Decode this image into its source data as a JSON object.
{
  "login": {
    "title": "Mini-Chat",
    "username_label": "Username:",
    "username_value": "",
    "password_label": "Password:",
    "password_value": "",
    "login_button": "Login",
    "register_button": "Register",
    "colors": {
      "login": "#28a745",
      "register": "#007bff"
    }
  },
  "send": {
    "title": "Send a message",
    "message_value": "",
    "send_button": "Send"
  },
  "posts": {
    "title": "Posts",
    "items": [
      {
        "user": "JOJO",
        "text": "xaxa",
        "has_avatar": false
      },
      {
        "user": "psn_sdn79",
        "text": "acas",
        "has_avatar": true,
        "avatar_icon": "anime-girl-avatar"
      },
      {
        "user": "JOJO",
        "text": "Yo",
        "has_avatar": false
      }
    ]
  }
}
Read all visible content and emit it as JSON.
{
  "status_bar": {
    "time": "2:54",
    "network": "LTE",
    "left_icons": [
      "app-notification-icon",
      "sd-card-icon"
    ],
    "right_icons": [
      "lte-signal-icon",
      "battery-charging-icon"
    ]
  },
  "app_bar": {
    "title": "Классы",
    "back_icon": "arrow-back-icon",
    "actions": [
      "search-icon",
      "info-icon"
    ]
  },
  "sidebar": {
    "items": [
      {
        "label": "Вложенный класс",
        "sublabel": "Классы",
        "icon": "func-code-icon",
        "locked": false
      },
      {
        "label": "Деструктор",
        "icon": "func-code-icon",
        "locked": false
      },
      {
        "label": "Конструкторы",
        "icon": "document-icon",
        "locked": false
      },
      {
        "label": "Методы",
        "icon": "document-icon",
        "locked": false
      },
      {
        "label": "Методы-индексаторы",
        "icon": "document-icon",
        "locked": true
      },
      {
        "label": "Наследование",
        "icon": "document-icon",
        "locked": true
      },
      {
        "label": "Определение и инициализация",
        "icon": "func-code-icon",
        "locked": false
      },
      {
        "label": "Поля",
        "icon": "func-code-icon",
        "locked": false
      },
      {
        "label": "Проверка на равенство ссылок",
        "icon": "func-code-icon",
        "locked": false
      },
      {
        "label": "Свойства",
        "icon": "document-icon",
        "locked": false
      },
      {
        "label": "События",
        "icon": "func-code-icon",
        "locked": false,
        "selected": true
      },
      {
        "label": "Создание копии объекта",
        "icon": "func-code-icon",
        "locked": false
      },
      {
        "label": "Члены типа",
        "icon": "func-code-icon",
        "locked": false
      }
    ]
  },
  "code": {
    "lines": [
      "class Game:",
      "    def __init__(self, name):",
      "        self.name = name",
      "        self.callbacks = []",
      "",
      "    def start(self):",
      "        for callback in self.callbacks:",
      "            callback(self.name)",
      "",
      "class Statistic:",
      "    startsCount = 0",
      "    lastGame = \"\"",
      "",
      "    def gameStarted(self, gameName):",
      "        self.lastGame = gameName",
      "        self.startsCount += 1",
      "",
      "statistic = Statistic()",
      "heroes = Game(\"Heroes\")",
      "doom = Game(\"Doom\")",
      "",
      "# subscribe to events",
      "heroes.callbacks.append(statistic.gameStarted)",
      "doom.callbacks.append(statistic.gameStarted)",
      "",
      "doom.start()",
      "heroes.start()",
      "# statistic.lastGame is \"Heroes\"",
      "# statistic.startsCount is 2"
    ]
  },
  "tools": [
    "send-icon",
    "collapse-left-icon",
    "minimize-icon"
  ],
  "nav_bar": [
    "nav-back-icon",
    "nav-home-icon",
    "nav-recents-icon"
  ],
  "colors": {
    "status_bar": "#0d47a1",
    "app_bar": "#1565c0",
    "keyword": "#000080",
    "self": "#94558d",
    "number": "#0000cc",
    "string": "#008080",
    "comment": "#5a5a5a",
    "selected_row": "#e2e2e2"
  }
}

**Exercise task**. Gather and return every line that holds the string "doom".

**Task response**.
      "doom = Game(\"Doom\")",
      "doom.callbacks.append(statistic.gameStarted)",
      "doom.start()",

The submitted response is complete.